**DIRECTIVE**:
Find each line containing the string "Card" and return it.

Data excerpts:
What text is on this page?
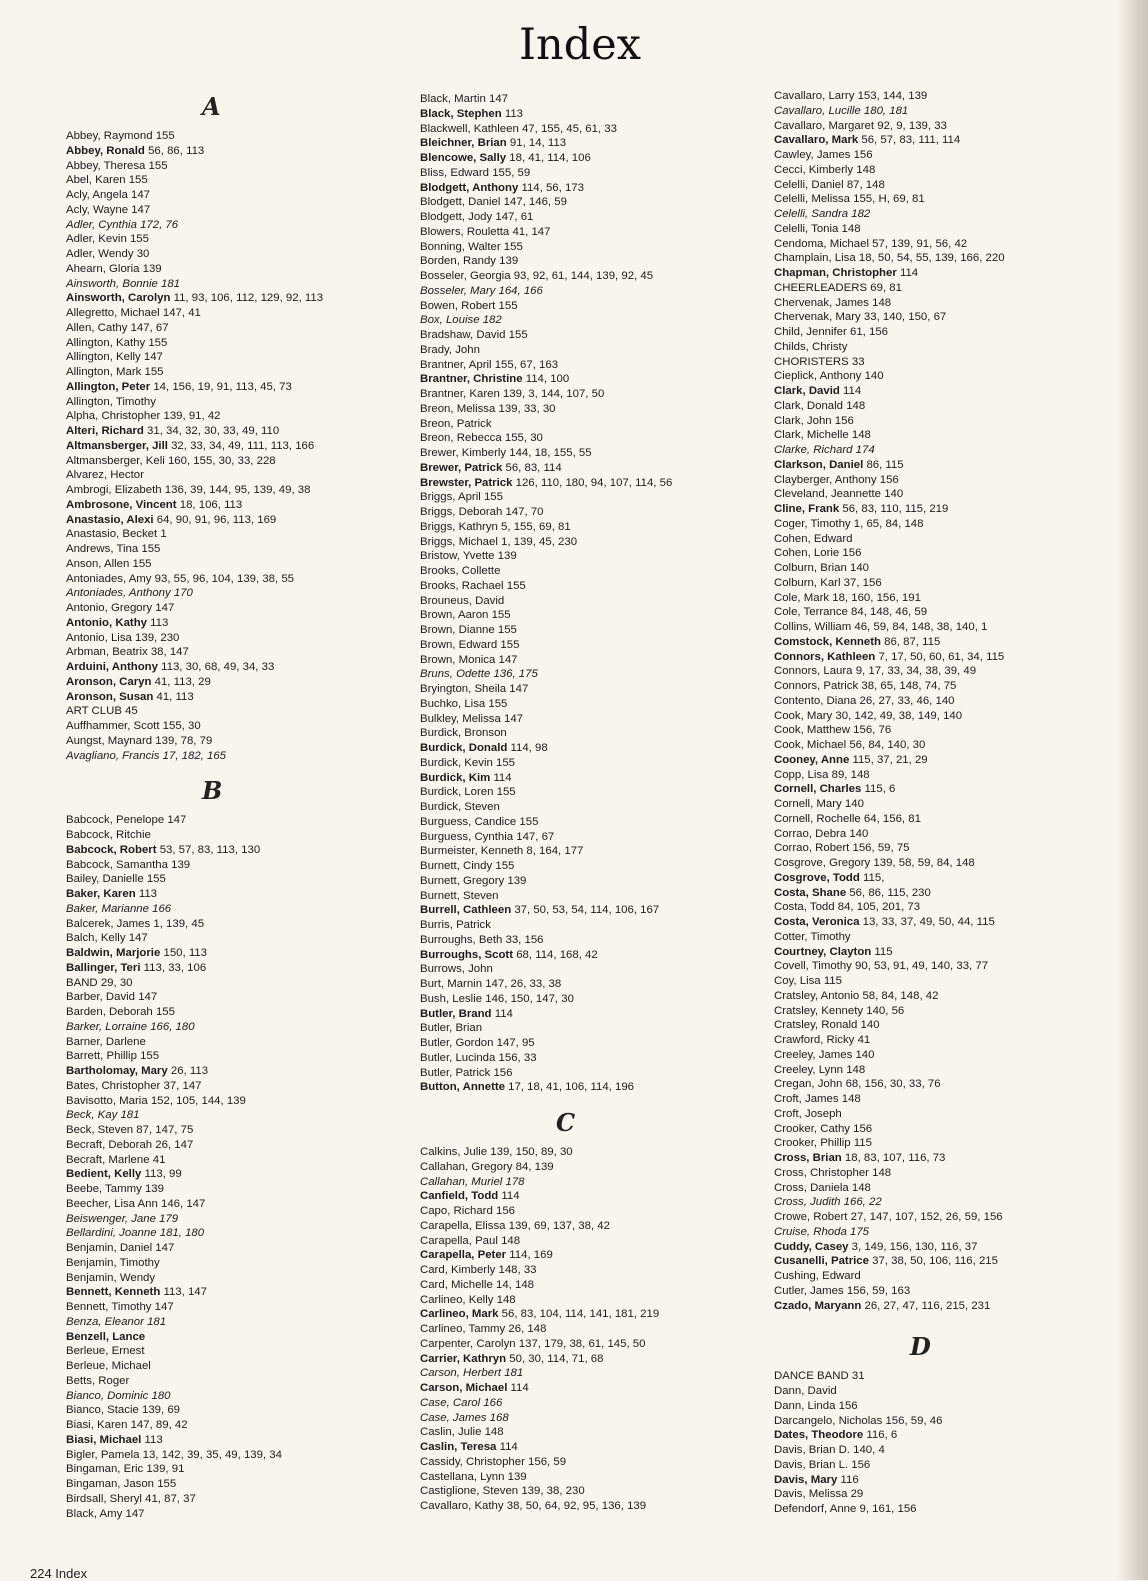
Index
A
Abbey, Raymond 155
Abbey, Ronald 56, 86, 113
Abbey, Theresa 155
Abel, Karen 155
Acly, Angela 147
Acly, Wayne 147
Adler, Cynthia 172, 76
Adler, Kevin 155
Adler, Wendy 30
Ahearn, Gloria 139
Ainsworth, Bonnie 181
Ainsworth, Carolyn 11, 93, 106, 112, 129, 92, 113
Allegretto, Michael 147, 41
Allen, Cathy 147, 67
Allington, Kathy 155
Allington, Kelly 147
Allington, Mark 155
Allington, Peter 14, 156, 19, 91, 113, 45, 73
Allington, Timothy
Alpha, Christopher 139, 91, 42
Alteri, Richard 31, 34, 32, 30, 33, 49, 110
Altmansberger, Jill 32, 33, 34, 49, 111, 113, 166
Altmansberger, Keli 160, 155, 30, 33, 228
Alvarez, Hector
Ambrogi, Elizabeth 136, 39, 144, 95, 139, 49, 38
Ambrosone, Vincent 18, 106, 113
Anastasio, Alexi 64, 90, 91, 96, 113, 169
Anastasio, Becket 1
Andrews, Tina 155
Anson, Allen 155
Antoniades, Amy 93, 55, 96, 104, 139, 38, 55
Antoniades, Anthony 170
Antonio, Gregory 147
Antonio, Kathy 113
Antonio, Lisa 139, 230
Arbman, Beatrix 38, 147
Arduini, Anthony 113, 30, 68, 49, 34, 33
Aronson, Caryn 41, 113, 29
Aronson, Susan 41, 113
ART CLUB 45
Auffhammer, Scott 155, 30
Aungst, Maynard 139, 78, 79
Avagliano, Francis 17, 182, 165
B
Babcock, Penelope 147
Babcock, Ritchie
Babcock, Robert 53, 57, 83, 113, 130
Babcock, Samantha 139
Bailey, Danielle 155
Baker, Karen 113
Baker, Marianne 166
Balcerek, James 1, 139, 45
Balch, Kelly 147
Baldwin, Marjorie 150, 113
Ballinger, Teri 113, 33, 106
BAND 29, 30
Barber, David 147
Barden, Deborah 155
Barker, Lorraine 166, 180
Barner, Darlene
Barrett, Phillip 155
Bartholomay, Mary 26, 113
Bates, Christopher 37, 147
Bavisotto, Maria 152, 105, 144, 139
Beck, Kay 181
Beck, Steven 87, 147, 75
Becraft, Deborah 26, 147
Becraft, Marlene 41
Bedient, Kelly 113, 99
Beebe, Tammy 139
Beecher, Lisa Ann 146, 147
Beiswenger, Jane 179
Bellardini, Joanne 181, 180
Benjamin, Daniel 147
Benjamin, Timothy
Benjamin, Wendy
Bennett, Kenneth 113, 147
Bennett, Timothy 147
Benza, Eleanor 181
Benzell, Lance
Berleue, Ernest
Berleue, Michael
Betts, Roger
Bianco, Dominic 180
Bianco, Stacie 139, 69
Biasi, Karen 147, 89, 42
Biasi, Michael 113
Bigler, Pamela 13, 142, 39, 35, 49, 139, 34
Bingaman, Eric 139, 91
Bingaman, Jason 155
Birdsall, Sheryl 41, 87, 37
Black, Amy 147
Black, Martin 147
Black, Stephen 113
Blackwell, Kathleen 47, 155, 45, 61, 33
Bleichner, Brian 91, 14, 113
Blencowe, Sally 18, 41, 114, 106
Bliss, Edward 155, 59
Blodgett, Anthony 114, 56, 173
Blodgett, Daniel 147, 146, 59
Blodgett, Jody 147, 61
Blowers, Rouletta 41, 147
Bonning, Walter 155
Borden, Randy 139
Bosseler, Georgia 93, 92, 61, 144, 139, 92, 45
Bosseler, Mary 164, 166
Bowen, Robert 155
Box, Louise 182
Bradshaw, David 155
Brady, John
Brantner, April 155, 67, 163
Brantner, Christine 114, 100
Brantner, Karen 139, 3, 144, 107, 50
Breon, Melissa 139, 33, 30
Breon, Patrick
Breon, Rebecca 155, 30
Brewer, Kimberly 144, 18, 155, 55
Brewer, Patrick 56, 83, 114
Brewster, Patrick 126, 110, 180, 94, 107, 114, 56
Briggs, April 155
Briggs, Deborah 147, 70
Briggs, Kathryn 5, 155, 69, 81
Briggs, Michael 1, 139, 45, 230
Bristow, Yvette 139
Brooks, Collette
Brooks, Rachael 155
Brouneus, David
Brown, Aaron 155
Brown, Dianne 155
Brown, Edward 155
Brown, Monica 147
Bruns, Odette 136, 175
Bryington, Sheila 147
Buchko, Lisa 155
Bulkley, Melissa 147
Burdick, Bronson
Burdick, Donald 114, 98
Burdick, Kevin 155
Burdick, Kim 114
Burdick, Loren 155
Burdick, Steven
Burguess, Candice 155
Burguess, Cynthia 147, 67
Burmeister, Kenneth 8, 164, 177
Burnett, Cindy 155
Burnett, Gregory 139
Burnett, Steven
Burrell, Cathleen 37, 50, 53, 54, 114, 106, 167
Burris, Patrick
Burroughs, Beth 33, 156
Burroughs, Scott 68, 114, 168, 42
Burrows, John
Burt, Marnin 147, 26, 33, 38
Bush, Leslie 146, 150, 147, 30
Butler, Brand 114
Butler, Brian
Butler, Gordon 147, 95
Butler, Lucinda 156, 33
Butler, Patrick 156
Button, Annette 17, 18, 41, 106, 114, 196
C
Calkins, Julie 139, 150, 89, 30
Callahan, Gregory 84, 139
Callahan, Muriel 178
Canfield, Todd 114
Capo, Richard 156
Carapella, Elissa 139, 69, 137, 38, 42
Carapella, Paul 148
Carapella, Peter 114, 169
Card, Kimberly 148, 33
Card, Michelle 14, 148
Carlineo, Kelly 148
Carlineo, Mark 56, 83, 104, 114, 141, 181, 219
Carlineo, Tammy 26, 148
Carpenter, Carolyn 137, 179, 38, 61, 145, 50
Carrier, Kathryn 50, 30, 114, 71, 68
Carson, Herbert 181
Carson, Michael 114
Case, Carol 166
Case, James 168
Caslin, Julie 148
Caslin, Teresa 114
Cassidy, Christopher 156, 59
Castellana, Lynn 139
Castiglione, Steven 139, 38, 230
Cavallaro, Kathy 38, 50, 64, 92, 95, 136, 139
Cavallaro, Larry 153, 144, 139
Cavallaro, Lucille 180, 181
Cavallaro, Margaret 92, 9, 139, 33
Cavallaro, Mark 56, 57, 83, 111, 114
Cawley, James 156
Cecci, Kimberly 148
Celelli, Daniel 87, 148
Celelli, Melissa 155, H, 69, 81
Celelli, Sandra 182
Celelli, Tonia 148
Cendoma, Michael 57, 139, 91, 56, 42
Champlain, Lisa 18, 50, 54, 55, 139, 166, 220
Chapman, Christopher 114
CHEERLEADERS 69, 81
Chervenak, James 148
Chervenak, Mary 33, 140, 150, 67
Child, Jennifer 61, 156
Childs, Christy
CHORISTERS 33
Cieplick, Anthony 140
Clark, David 114
Clark, Donald 148
Clark, John 156
Clark, Michelle 148
Clarke, Richard 174
Clarkson, Daniel 86, 115
Clayberger, Anthony 156
Cleveland, Jeannette 140
Cline, Frank 56, 83, 110, 115, 219
Coger, Timothy 1, 65, 84, 148
Cohen, Edward
Cohen, Lorie 156
Colburn, Brian 140
Colburn, Karl 37, 156
Cole, Mark 18, 160, 156, 191
Cole, Terrance 84, 148, 46, 59
Collins, William 46, 59, 84, 148, 38, 140, 1
Comstock, Kenneth 86, 87, 115
Connors, Kathleen 7, 17, 50, 60, 61, 34, 115
Connors, Laura 9, 17, 33, 34, 38, 39, 49
Connors, Patrick 38, 65, 148, 74, 75
Contento, Diana 26, 27, 33, 46, 140
Cook, Mary 30, 142, 49, 38, 149, 140
Cook, Matthew 156, 76
Cook, Michael 56, 84, 140, 30
Cooney, Anne 115, 37, 21, 29
Copp, Lisa 89, 148
Cornell, Charles 115, 6
Cornell, Mary 140
Cornell, Rochelle 64, 156, 81
Corrao, Debra 140
Corrao, Robert 156, 59, 75
Cosgrove, Gregory 139, 58, 59, 84, 148
Cosgrove, Todd 115,
Costa, Shane 56, 86, 115, 230
Costa, Todd 84, 105, 201, 73
Costa, Veronica 13, 33, 37, 49, 50, 44, 115
Cotter, Timothy
Courtney, Clayton 115
Covell, Timothy 90, 53, 91, 49, 140, 33, 77
Coy, Lisa 115
Cratsley, Antonio 58, 84, 148, 42
Cratsley, Kennety 140, 56
Cratsley, Ronald 140
Crawford, Ricky 41
Creeley, James 140
Creeley, Lynn 148
Cregan, John 68, 156, 30, 33, 76
Croft, James 148
Croft, Joseph
Crooker, Cathy 156
Crooker, Phillip 115
Cross, Brian 18, 83, 107, 116, 73
Cross, Christopher 148
Cross, Daniela 148
Cross, Judith 166, 22
Crowe, Robert 27, 147, 107, 152, 26, 59, 156
Cruise, Rhoda 175
Cuddy, Casey 3, 149, 156, 130, 116, 37
Cusanelli, Patrice 37, 38, 50, 106, 116, 215
Cushing, Edward
Cutler, James 156, 59, 163
Czado, Maryann 26, 27, 47, 116, 215, 231
D
DANCE BAND 31
Dann, David
Dann, Linda 156
Darcangelo, Nicholas 156, 59, 46
Dates, Theodore 116, 6
Davis, Brian D. 140, 4
Davis, Brian L. 156
Davis, Mary 116
Davis, Melissa 29
Defendorf, Anne 9, 161, 156
224 Index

**TASK ANSWER**:
Card, Kimberly 148, 33
Card, Michelle 14, 148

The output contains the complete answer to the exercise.